■ **EXERCISE OBJECTIVE**
Reproduce the listing below character for character; drop every image.

** START OF PROVIDED ENTRIES **

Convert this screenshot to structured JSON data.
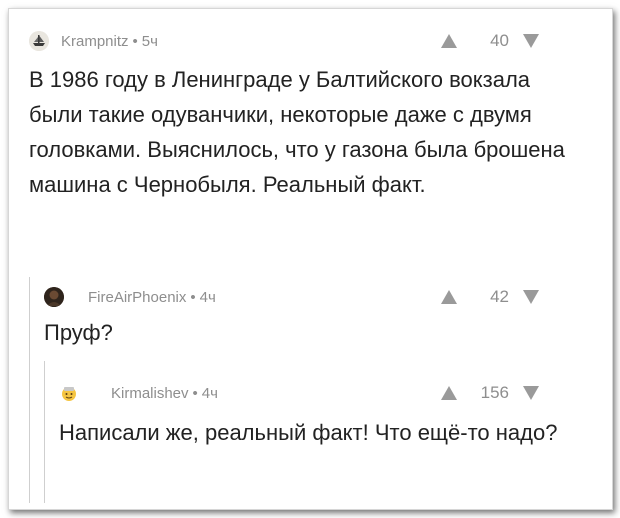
{
  "comments": [
    {
      "author": "Krampnitz",
      "time": "5ч",
      "score": "40",
      "avatar_icon": "ship-avatar-icon",
      "text": "В 1986 году в Ленинграде у Балтийского вокзала были такие одуванчики, некоторые даже с двумя головками. Выяснилось, что у газона была брошена машина с Чернобыля. Реальный факт."
    },
    {
      "author": "FireAirPhoenix",
      "time": "4ч",
      "score": "42",
      "avatar_icon": "dark-photo-avatar-icon",
      "text": "Пруф?"
    },
    {
      "author": "Kirmalishev",
      "time": "4ч",
      "score": "156",
      "avatar_icon": "emoji-avatar-icon",
      "text": "Написали же, реальный факт! Что ещё-то надо?"
    }
  ],
  "separator": "•",
  "colors": {
    "meta": "#8e8e8e",
    "text": "#222222",
    "arrow": "#9a9a9a",
    "thread_line": "#cfcfcf"
  }
}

** END OF PROVIDED ENTRIES **

■ **OUTPUT OF THE TASK**
Convert this screenshot to structured JSON data.
{
  "comments": [
    {
      "author": "Krampnitz",
      "time": "5ч",
      "score": "40",
      "avatar_icon": "ship-avatar-icon",
      "text": "В 1986 году в Ленинграде у Балтийского вокзала были такие одуванчики, некоторые даже с двумя головками. Выяснилось, что у газона была брошена машина с Чернобыля. Реальный факт."
    },
    {
      "author": "FireAirPhoenix",
      "time": "4ч",
      "score": "42",
      "avatar_icon": "dark-photo-avatar-icon",
      "text": "Пруф?"
    },
    {
      "author": "Kirmalishev",
      "time": "4ч",
      "score": "156",
      "avatar_icon": "emoji-avatar-icon",
      "text": "Написали же, реальный факт! Что ещё-то надо?"
    }
  ],
  "separator": "•",
  "colors": {
    "meta": "#8e8e8e",
    "text": "#222222",
    "arrow": "#9a9a9a",
    "thread_line": "#cfcfcf"
  }
}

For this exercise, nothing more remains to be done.